[start EXERCISE MATERIALS]

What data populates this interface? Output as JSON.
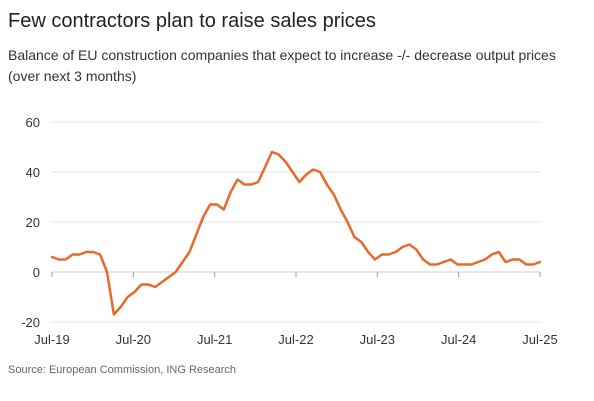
{
  "chart_data": {
    "type": "line",
    "title": "Few contractors plan to raise sales prices",
    "subtitle": "Balance of EU construction companies that expect to increase -/- decrease output prices (over next 3 months)",
    "source": "Source: European Commission, ING Research",
    "xlabel": "",
    "ylabel": "",
    "ylim": [
      -20,
      60
    ],
    "yticks": [
      -20,
      0,
      20,
      40,
      60
    ],
    "xticks": [
      "Jul-19",
      "Jul-20",
      "Jul-21",
      "Jul-22",
      "Jul-23",
      "Jul-24",
      "Jul-25"
    ],
    "x_start": "Jul-19",
    "x_end": "Jul-25",
    "grid": true,
    "legend": "none",
    "series": [
      {
        "color": "#e8692a",
        "values": [
          6,
          5,
          5,
          7,
          7,
          8,
          8,
          7,
          0,
          -17,
          -14,
          -10,
          -8,
          -5,
          -5,
          -6,
          -4,
          -2,
          0,
          4,
          8,
          15,
          22,
          27,
          27,
          25,
          32,
          37,
          35,
          35,
          36,
          42,
          48,
          47,
          44,
          40,
          36,
          39,
          41,
          40,
          35,
          31,
          25,
          20,
          14,
          12,
          8,
          5,
          7,
          7,
          8,
          10,
          11,
          9,
          5,
          3,
          3,
          4,
          5,
          3,
          3,
          3,
          4,
          5,
          7,
          8,
          4,
          5,
          5,
          3,
          3,
          4
        ]
      }
    ]
  }
}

[end EXERCISE MATERIALS]

### DIRECTIONS FOR THIS TASK
Quote the entries in full. Any image among them is to be omitted from the copy.

### SOLUTION
What data populates this interface? Output as JSON.
{
  "chart_data": {
    "type": "line",
    "title": "Few contractors plan to raise sales prices",
    "subtitle": "Balance of EU construction companies that expect to increase -/- decrease output prices (over next 3 months)",
    "source": "Source: European Commission, ING Research",
    "xlabel": "",
    "ylabel": "",
    "ylim": [
      -20,
      60
    ],
    "yticks": [
      -20,
      0,
      20,
      40,
      60
    ],
    "xticks": [
      "Jul-19",
      "Jul-20",
      "Jul-21",
      "Jul-22",
      "Jul-23",
      "Jul-24",
      "Jul-25"
    ],
    "x_start": "Jul-19",
    "x_end": "Jul-25",
    "grid": true,
    "legend": "none",
    "series": [
      {
        "color": "#e8692a",
        "values": [
          6,
          5,
          5,
          7,
          7,
          8,
          8,
          7,
          0,
          -17,
          -14,
          -10,
          -8,
          -5,
          -5,
          -6,
          -4,
          -2,
          0,
          4,
          8,
          15,
          22,
          27,
          27,
          25,
          32,
          37,
          35,
          35,
          36,
          42,
          48,
          47,
          44,
          40,
          36,
          39,
          41,
          40,
          35,
          31,
          25,
          20,
          14,
          12,
          8,
          5,
          7,
          7,
          8,
          10,
          11,
          9,
          5,
          3,
          3,
          4,
          5,
          3,
          3,
          3,
          4,
          5,
          7,
          8,
          4,
          5,
          5,
          3,
          3,
          4
        ]
      }
    ]
  }
}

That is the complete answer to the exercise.